● 抜粋:

【夜行バスの旅】バスタ新宿から片道約8時間「ソメイユプロフォン」で徳島市に行ってきた / 日本初の寝台夜行バスでいざ四国へ!
2025年4月21日(月)13時0分 ロケットニュース24
「バスタ新宿」を21時55分に出発したソメイユプロフォンは、翌朝6時にJR徳島駅バスターミナルに到着。というわけで、夜行バスの旅「金沢編」「弘前編」につづいて「徳島編」の始まりである! 観光も仕事も思いっきり楽しんできたぞ〜〜〜!
・ソメイユプロフォンで徳島へ
メチャメチャ狭かったけどよく眠れた。慣れてしまえば、リクライニングよりもフルフラットの方が絶対に楽。耳栓とアイマスクをすれば別にいつもと変わらなかったし。3列シートの真ん中だったので寒さを感じることもなかった。
バスは予定通り、朝6時に徳島駅に到着。天気は晴れ。とりあえず急ぐ必要もないので駅構内へ。
徳島駅は有人改札だった。自動改札機が設置されていないので駅員さんに乗車券を見せる必要がある。有人改札を知らない世代はこの光景に衝撃を受けることだろう。
旅の安全を祈って「無事カエル」を撫でておいた。もしかしたら帰る時に撫でるものなのかもしれない。まあ出発時に撫でても効果はあるだろう。
徳島といえば「阿波踊り」で有名。駅前の郵便ポストの上には躍動感あふれる「阿波踊りの像」が乗っていた。金沢駅のポストには「郵太郎」、弘前駅のポストには「りんご」が乗っていたが、これらは “ご当地ポスト” と呼ばれるものらしい。勉強になります。
・レンタサイクル
さて、徳島駅前の地下駐輪場では朝6時からレンタサイクルが利用できるそうだ。夜行バスとの相性バッチリである。
案内によると、料金は電動タイプを1日(22時まで)借りて600円。安い。さっそく手続きをして1台レンタルした。いざ出発!
商店街を抜けると「水の都・徳島」のシンボル・新町川が見えてきた。これ以上ないほど爽やかな景色。『ズームイン朝』のタイトルが出てきそうなほど穏やかな朝である。
そして正面に見えるのが、同じく徳島のシンボル的存在・眉山(びざん)だ。「眉のごと雲居に見ゆる阿波の山」と万葉集にも詠まれている。つまり「眉のような形をしている山」ってこと。昔の人は想像力が非常に豊かである。

● 資料:
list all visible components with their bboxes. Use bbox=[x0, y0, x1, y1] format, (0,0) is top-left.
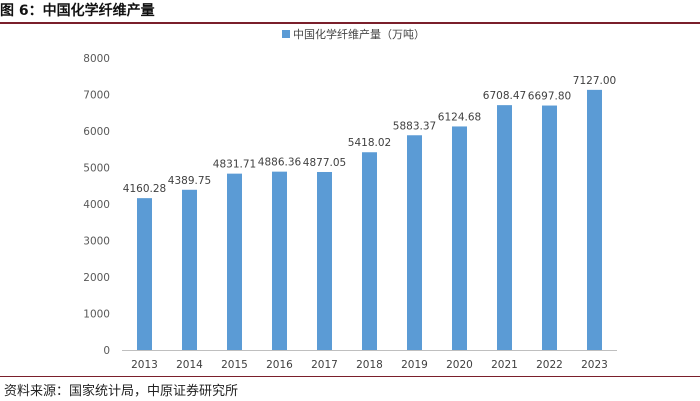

● 課題: 徳島への夜行バス旅の文章を、最後の文のあとから書き進めてください。

● 回答:
・銭湯へ
そんなこんなで、まず向かったのは「新町温泉」なる地元の銭湯。朝6時から営業していて入浴料は450円。調べたところ、創業は1950年とのこと。
小タオルを1枚レンタルして490円。塩風呂・薬湯・超音波風呂・打たせ湯・サウナ・水風呂と朝から超贅沢。お湯の温度も高めでしっかり目が覚めたし、夜行バスの疲れも完璧に吹き飛んだ。さらに……
銭湯前の自販機で「徳島珈琲」を買うことで完璧にととのうのだ。
阿波和三盆糖を使用したらしく香り豊かで濃厚な味。ひさしぶりに飲んだ缶コーヒーは「風呂上がり」というタイミングも込みで最高だった。
・スペシャルバーガー
まだ7時半だが、調べたところ駅近くの「たかしまコーヒー店」はもう営業を始めているらしい。地元の銭湯からの地元の喫茶店……いい流れだ。腹も減ったところだし朝食にしよう。
「来る人には良い味を。去る人には幸せを」という旅情を誘うキャッチコピーがたまりませんね。
昭和30年代創業の老舗で、人気メニューは「スペシャルバーガー(650円)」とのこと。その正体はハンバーグ・ハム・たまご・チーズ・野菜をカリッと焼いたパンで挟んだホットサンドだった。食べ応え抜群で大満足……!
・日本一低い山
地図アプリを確認して次の目的地を決めることにした。どうやら約6.5km離れた場所に「日本一低い山」があるらしい。電動チャリなら余裕だし行くか!
お遍路さんを見かけるのも四国ならではの光景。ちなみに私が向かっている方向とは逆だが、徳島県には四国八十八ケ所霊場巡りのスタート地点・第1番札所「霊山寺(鳴門市)」がある。
風もなく、絶好のサイクリング日和。喫茶店から約20分かかったものの、ついに……
標高6.1mの日本一低い自然の山「弁天山」に到着。標高6.1mにちなんで毎年6月1日には山開きが行われているらしい。とはいえ、山開きに関係なく365日24時間登山可能とのこと。
自然の山ながら遭難者や行方不明者がゼロということで「安心安全のご利益」があるとされている。実際に登ってみたところ……
普通に歩いて約12秒で登頂。
記念に登頂証明書と御朱印をいただいた。それぞれ100円、もちろんセルフである。自転車で20分かけてやってきたのに12秒で登山が終わるとは……地元のおじちゃんに「また来てな!」と言われて思わず笑ってしまった。
・水都
徳島は「水都」と言われるだけあって川が多い。
市内には吉野川とその支流で形成された138もの河川が流れているという。目の前を流れているのは「園瀬川(そのせがわ)」。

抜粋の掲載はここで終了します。